**WHAT TO WORK ON**
Pick out each line of the listing that contains the string "bookmarks" and copy it out in full. Case counts, so match capital and small letters.

____ LISTING

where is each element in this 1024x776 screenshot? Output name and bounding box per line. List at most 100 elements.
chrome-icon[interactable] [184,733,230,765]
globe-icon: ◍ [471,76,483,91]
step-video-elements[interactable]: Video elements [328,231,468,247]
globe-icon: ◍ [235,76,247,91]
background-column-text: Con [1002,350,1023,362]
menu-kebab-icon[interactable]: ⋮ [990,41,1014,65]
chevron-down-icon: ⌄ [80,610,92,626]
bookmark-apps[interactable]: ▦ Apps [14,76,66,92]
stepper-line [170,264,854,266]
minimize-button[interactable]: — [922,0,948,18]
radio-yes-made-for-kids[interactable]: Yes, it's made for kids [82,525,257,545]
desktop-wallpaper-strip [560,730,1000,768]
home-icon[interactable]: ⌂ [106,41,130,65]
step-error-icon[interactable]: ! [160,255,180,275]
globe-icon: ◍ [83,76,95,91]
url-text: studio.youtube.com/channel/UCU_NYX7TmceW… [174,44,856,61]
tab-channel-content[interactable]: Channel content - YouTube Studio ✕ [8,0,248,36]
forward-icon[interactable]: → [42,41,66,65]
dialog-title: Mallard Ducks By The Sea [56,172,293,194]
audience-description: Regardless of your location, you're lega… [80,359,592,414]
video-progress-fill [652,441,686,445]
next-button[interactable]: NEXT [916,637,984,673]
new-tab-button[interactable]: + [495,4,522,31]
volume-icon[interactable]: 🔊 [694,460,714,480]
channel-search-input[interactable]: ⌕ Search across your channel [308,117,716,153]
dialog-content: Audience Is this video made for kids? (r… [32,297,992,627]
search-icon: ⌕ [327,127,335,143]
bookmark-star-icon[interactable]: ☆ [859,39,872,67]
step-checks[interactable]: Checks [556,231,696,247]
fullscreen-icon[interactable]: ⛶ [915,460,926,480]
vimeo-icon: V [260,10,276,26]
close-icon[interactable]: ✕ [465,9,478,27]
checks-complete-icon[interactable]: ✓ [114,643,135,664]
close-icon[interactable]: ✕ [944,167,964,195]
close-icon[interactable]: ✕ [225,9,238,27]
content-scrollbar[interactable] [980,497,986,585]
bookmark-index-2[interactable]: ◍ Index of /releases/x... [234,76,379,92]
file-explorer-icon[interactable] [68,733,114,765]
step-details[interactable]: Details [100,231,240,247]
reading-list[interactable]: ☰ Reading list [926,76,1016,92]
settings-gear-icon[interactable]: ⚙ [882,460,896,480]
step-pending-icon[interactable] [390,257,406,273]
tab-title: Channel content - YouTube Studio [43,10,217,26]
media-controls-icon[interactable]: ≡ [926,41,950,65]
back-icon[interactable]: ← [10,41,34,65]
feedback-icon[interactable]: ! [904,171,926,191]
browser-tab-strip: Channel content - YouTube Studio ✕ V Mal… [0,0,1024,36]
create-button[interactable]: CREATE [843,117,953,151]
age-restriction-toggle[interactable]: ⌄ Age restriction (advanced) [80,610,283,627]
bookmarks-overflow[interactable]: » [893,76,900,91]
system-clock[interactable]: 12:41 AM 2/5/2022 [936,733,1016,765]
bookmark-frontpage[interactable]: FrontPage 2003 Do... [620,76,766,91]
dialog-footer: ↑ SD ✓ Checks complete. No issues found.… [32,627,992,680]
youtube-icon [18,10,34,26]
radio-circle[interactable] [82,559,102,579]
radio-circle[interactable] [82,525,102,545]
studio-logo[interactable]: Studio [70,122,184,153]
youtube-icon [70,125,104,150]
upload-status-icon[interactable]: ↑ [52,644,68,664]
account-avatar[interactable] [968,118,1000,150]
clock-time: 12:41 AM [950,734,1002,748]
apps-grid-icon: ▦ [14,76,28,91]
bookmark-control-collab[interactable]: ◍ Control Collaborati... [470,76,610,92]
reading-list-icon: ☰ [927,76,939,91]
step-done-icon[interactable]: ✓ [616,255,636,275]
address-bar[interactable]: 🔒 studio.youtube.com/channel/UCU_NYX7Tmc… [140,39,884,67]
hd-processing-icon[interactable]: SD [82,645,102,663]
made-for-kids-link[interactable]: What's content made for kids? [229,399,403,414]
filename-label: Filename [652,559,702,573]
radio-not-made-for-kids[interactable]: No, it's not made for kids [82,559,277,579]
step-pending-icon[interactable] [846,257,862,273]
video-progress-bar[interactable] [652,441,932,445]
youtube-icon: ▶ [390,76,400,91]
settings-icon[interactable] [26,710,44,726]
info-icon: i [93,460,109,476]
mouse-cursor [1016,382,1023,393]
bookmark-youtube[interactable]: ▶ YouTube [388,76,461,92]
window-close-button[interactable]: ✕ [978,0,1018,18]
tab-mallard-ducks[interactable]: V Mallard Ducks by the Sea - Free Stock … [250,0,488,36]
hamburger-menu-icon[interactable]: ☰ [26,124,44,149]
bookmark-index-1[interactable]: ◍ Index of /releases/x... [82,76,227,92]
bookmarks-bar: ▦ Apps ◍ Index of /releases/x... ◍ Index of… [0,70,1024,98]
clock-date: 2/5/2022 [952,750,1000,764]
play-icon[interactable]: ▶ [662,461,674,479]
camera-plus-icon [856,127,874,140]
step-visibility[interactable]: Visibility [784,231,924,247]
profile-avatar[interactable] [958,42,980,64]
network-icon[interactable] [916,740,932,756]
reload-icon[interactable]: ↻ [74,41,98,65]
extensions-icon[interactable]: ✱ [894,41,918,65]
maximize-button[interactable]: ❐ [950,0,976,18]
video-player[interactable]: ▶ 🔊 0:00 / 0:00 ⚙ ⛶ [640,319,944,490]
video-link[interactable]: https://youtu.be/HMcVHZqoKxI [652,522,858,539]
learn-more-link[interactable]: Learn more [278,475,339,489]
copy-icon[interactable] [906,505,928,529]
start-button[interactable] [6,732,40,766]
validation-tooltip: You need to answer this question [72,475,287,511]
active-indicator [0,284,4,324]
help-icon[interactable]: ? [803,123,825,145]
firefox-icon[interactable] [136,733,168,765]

________

**COMPLETE RESPONSE**
bookmarks-overflow[interactable]: » [893,76,900,91]
bookmarks-bar: ▦ Apps ◍ Index of /releases/x... ◍ Index of… [0,70,1024,98]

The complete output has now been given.